- [Objective]: What follows is a set of records, each of which is to be written out exactly.

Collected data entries
+ + + + +
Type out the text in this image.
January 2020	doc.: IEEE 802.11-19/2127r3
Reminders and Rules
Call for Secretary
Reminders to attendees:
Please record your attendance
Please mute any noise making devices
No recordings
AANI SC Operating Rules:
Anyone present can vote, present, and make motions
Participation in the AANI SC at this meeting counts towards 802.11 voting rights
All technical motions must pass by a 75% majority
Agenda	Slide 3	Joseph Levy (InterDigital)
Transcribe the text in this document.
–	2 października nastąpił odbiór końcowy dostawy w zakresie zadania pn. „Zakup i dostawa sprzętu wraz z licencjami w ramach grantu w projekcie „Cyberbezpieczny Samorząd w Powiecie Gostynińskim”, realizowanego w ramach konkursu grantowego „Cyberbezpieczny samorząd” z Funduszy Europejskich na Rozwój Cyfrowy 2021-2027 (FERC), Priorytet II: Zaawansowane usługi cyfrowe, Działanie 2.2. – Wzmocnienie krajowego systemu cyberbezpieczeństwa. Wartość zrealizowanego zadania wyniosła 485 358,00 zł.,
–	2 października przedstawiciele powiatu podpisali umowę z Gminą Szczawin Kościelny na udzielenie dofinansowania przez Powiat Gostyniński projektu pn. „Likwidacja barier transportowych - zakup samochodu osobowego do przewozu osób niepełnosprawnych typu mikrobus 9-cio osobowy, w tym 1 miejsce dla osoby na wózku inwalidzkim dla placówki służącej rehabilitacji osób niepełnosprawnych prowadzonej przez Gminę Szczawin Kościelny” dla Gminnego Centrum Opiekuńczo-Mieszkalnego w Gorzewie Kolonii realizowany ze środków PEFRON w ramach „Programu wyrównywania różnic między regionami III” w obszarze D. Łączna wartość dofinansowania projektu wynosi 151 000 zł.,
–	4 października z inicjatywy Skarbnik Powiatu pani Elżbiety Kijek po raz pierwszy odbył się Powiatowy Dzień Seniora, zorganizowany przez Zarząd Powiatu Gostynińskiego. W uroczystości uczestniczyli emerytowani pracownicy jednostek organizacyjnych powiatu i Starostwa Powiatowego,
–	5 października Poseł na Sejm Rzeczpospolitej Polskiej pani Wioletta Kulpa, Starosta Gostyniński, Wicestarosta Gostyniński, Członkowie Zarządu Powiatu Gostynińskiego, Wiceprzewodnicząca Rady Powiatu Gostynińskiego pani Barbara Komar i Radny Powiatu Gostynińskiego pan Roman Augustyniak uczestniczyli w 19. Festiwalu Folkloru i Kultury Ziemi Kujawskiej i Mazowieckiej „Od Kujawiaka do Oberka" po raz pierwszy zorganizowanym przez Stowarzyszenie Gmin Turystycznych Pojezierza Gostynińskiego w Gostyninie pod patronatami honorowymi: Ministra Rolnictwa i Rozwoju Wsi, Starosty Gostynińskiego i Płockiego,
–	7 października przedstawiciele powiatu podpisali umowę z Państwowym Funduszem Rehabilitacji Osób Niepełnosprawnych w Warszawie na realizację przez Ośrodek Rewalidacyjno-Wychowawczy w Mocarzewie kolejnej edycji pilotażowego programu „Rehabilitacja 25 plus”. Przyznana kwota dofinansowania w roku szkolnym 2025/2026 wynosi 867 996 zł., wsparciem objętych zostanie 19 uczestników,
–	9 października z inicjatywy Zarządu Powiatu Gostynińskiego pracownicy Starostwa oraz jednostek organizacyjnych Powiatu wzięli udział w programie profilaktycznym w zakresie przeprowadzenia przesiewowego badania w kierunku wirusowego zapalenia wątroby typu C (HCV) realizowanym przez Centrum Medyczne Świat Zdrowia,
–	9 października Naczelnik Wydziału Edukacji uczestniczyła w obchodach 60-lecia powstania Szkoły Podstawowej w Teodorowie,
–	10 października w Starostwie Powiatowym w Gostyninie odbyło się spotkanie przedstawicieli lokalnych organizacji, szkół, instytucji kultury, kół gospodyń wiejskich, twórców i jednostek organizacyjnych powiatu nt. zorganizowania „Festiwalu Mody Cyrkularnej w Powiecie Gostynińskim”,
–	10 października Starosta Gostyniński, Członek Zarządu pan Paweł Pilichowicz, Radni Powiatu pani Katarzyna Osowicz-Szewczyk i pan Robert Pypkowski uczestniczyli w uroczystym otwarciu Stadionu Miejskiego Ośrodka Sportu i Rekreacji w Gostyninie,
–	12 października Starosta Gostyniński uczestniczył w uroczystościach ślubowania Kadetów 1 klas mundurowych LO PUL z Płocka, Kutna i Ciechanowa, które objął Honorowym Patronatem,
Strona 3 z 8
+ + + + +
- [Expected answer]:
Type out the text in this image.
January 2020	doc.: IEEE 802.11-19/2127r3
Reminders and Rules
Call for Secretary
Reminders to attendees:
Please record your attendance
Please mute any noise making devices
No recordings
AANI SC Operating Rules:
Anyone present can vote, present, and make motions
Participation in the AANI SC at this meeting counts towards 802.11 voting rights
All technical motions must pass by a 75% majority
Agenda	Slide 3	Joseph Levy (InterDigital)
Transcribe the text in this document.
–	2 października nastąpił odbiór końcowy dostawy w zakresie zadania pn. „Zakup i dostawa sprzętu wraz z licencjami w ramach grantu w projekcie „Cyberbezpieczny Samorząd w Powiecie Gostynińskim”, realizowanego w ramach konkursu grantowego „Cyberbezpieczny samorząd” z Funduszy Europejskich na Rozwój Cyfrowy 2021-2027 (FERC), Priorytet II: Zaawansowane usługi cyfrowe, Działanie 2.2. – Wzmocnienie krajowego systemu cyberbezpieczeństwa. Wartość zrealizowanego zadania wyniosła 485 358,00 zł.,
–	2 października przedstawiciele powiatu podpisali umowę z Gminą Szczawin Kościelny na udzielenie dofinansowania przez Powiat Gostyniński projektu pn. „Likwidacja barier transportowych - zakup samochodu osobowego do przewozu osób niepełnosprawnych typu mikrobus 9-cio osobowy, w tym 1 miejsce dla osoby na wózku inwalidzkim dla placówki służącej rehabilitacji osób niepełnosprawnych prowadzonej przez Gminę Szczawin Kościelny” dla Gminnego Centrum Opiekuńczo-Mieszkalnego w Gorzewie Kolonii realizowany ze środków PEFRON w ramach „Programu wyrównywania różnic między regionami III” w obszarze D. Łączna wartość dofinansowania projektu wynosi 151 000 zł.,
–	4 października z inicjatywy Skarbnik Powiatu pani Elżbiety Kijek po raz pierwszy odbył się Powiatowy Dzień Seniora, zorganizowany przez Zarząd Powiatu Gostynińskiego. W uroczystości uczestniczyli emerytowani pracownicy jednostek organizacyjnych powiatu i Starostwa Powiatowego,
–	5 października Poseł na Sejm Rzeczpospolitej Polskiej pani Wioletta Kulpa, Starosta Gostyniński, Wicestarosta Gostyniński, Członkowie Zarządu Powiatu Gostynińskiego, Wiceprzewodnicząca Rady Powiatu Gostynińskiego pani Barbara Komar i Radny Powiatu Gostynińskiego pan Roman Augustyniak uczestniczyli w 19. Festiwalu Folkloru i Kultury Ziemi Kujawskiej i Mazowieckiej „Od Kujawiaka do Oberka" po raz pierwszy zorganizowanym przez Stowarzyszenie Gmin Turystycznych Pojezierza Gostynińskiego w Gostyninie pod patronatami honorowymi: Ministra Rolnictwa i Rozwoju Wsi, Starosty Gostynińskiego i Płockiego,
–	7 października przedstawiciele powiatu podpisali umowę z Państwowym Funduszem Rehabilitacji Osób Niepełnosprawnych w Warszawie na realizację przez Ośrodek Rewalidacyjno-Wychowawczy w Mocarzewie kolejnej edycji pilotażowego programu „Rehabilitacja 25 plus”. Przyznana kwota dofinansowania w roku szkolnym 2025/2026 wynosi 867 996 zł., wsparciem objętych zostanie 19 uczestników,
–	9 października z inicjatywy Zarządu Powiatu Gostynińskiego pracownicy Starostwa oraz jednostek organizacyjnych Powiatu wzięli udział w programie profilaktycznym w zakresie przeprowadzenia przesiewowego badania w kierunku wirusowego zapalenia wątroby typu C (HCV) realizowanym przez Centrum Medyczne Świat Zdrowia,
–	9 października Naczelnik Wydziału Edukacji uczestniczyła w obchodach 60-lecia powstania Szkoły Podstawowej w Teodorowie,
–	10 października w Starostwie Powiatowym w Gostyninie odbyło się spotkanie przedstawicieli lokalnych organizacji, szkół, instytucji kultury, kół gospodyń wiejskich, twórców i jednostek organizacyjnych powiatu nt. zorganizowania „Festiwalu Mody Cyrkularnej w Powiecie Gostynińskim”,
–	10 października Starosta Gostyniński, Członek Zarządu pan Paweł Pilichowicz, Radni Powiatu pani Katarzyna Osowicz-Szewczyk i pan Robert Pypkowski uczestniczyli w uroczystym otwarciu Stadionu Miejskiego Ośrodka Sportu i Rekreacji w Gostyninie,
–	12 października Starosta Gostyniński uczestniczył w uroczystościach ślubowania Kadetów 1 klas mundurowych LO PUL z Płocka, Kutna i Ciechanowa, które objął Honorowym Patronatem,
Strona 3 z 8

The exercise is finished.